# Start of LISTED RECORDS

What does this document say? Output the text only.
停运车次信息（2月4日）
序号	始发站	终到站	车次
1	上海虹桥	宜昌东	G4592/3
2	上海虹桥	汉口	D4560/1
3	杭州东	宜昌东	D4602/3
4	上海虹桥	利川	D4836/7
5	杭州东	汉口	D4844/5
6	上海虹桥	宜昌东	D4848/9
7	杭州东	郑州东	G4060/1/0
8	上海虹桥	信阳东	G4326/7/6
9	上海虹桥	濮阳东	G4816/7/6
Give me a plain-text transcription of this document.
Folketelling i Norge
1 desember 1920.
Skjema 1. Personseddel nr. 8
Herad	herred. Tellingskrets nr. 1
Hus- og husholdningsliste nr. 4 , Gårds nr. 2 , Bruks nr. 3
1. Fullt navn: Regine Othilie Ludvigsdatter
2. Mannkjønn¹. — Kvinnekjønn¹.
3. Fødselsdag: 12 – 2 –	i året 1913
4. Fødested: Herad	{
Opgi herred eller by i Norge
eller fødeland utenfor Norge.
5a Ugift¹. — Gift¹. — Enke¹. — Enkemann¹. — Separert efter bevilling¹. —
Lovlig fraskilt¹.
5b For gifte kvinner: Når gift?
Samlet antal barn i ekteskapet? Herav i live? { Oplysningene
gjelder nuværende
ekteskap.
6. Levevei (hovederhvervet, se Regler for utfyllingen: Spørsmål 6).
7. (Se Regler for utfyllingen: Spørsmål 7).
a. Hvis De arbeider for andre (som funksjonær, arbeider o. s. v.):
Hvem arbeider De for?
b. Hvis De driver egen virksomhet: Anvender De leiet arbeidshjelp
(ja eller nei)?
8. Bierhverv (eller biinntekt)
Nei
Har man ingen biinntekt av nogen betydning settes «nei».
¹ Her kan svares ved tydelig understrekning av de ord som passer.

# End of LISTED RECORDS

(SET EXERCISE):
Print all of the entries again, exactly as written.

(SOLUTION TO THE PROBLEM):
What does this document say? Output the text only.
停运车次信息（2月4日）
序号	始发站	终到站	车次
1	上海虹桥	宜昌东	G4592/3
2	上海虹桥	汉口	D4560/1
3	杭州东	宜昌东	D4602/3
4	上海虹桥	利川	D4836/7
5	杭州东	汉口	D4844/5
6	上海虹桥	宜昌东	D4848/9
7	杭州东	郑州东	G4060/1/0
8	上海虹桥	信阳东	G4326/7/6
9	上海虹桥	濮阳东	G4816/7/6
Give me a plain-text transcription of this document.
Folketelling i Norge
1 desember 1920.
Skjema 1. Personseddel nr. 8
Herad	herred. Tellingskrets nr. 1
Hus- og husholdningsliste nr. 4 , Gårds nr. 2 , Bruks nr. 3
1. Fullt navn: Regine Othilie Ludvigsdatter
2. Mannkjønn¹. — Kvinnekjønn¹.
3. Fødselsdag: 12 – 2 –	i året 1913
4. Fødested: Herad	{
Opgi herred eller by i Norge
eller fødeland utenfor Norge.
5a Ugift¹. — Gift¹. — Enke¹. — Enkemann¹. — Separert efter bevilling¹. —
Lovlig fraskilt¹.
5b For gifte kvinner: Når gift?
Samlet antal barn i ekteskapet? Herav i live? { Oplysningene
gjelder nuværende
ekteskap.
6. Levevei (hovederhvervet, se Regler for utfyllingen: Spørsmål 6).
7. (Se Regler for utfyllingen: Spørsmål 7).
a. Hvis De arbeider for andre (som funksjonær, arbeider o. s. v.):
Hvem arbeider De for?
b. Hvis De driver egen virksomhet: Anvender De leiet arbeidshjelp
(ja eller nei)?
8. Bierhverv (eller biinntekt)
Nei
Har man ingen biinntekt av nogen betydning settes «nei».
¹ Her kan svares ved tydelig understrekning av de ord som passer.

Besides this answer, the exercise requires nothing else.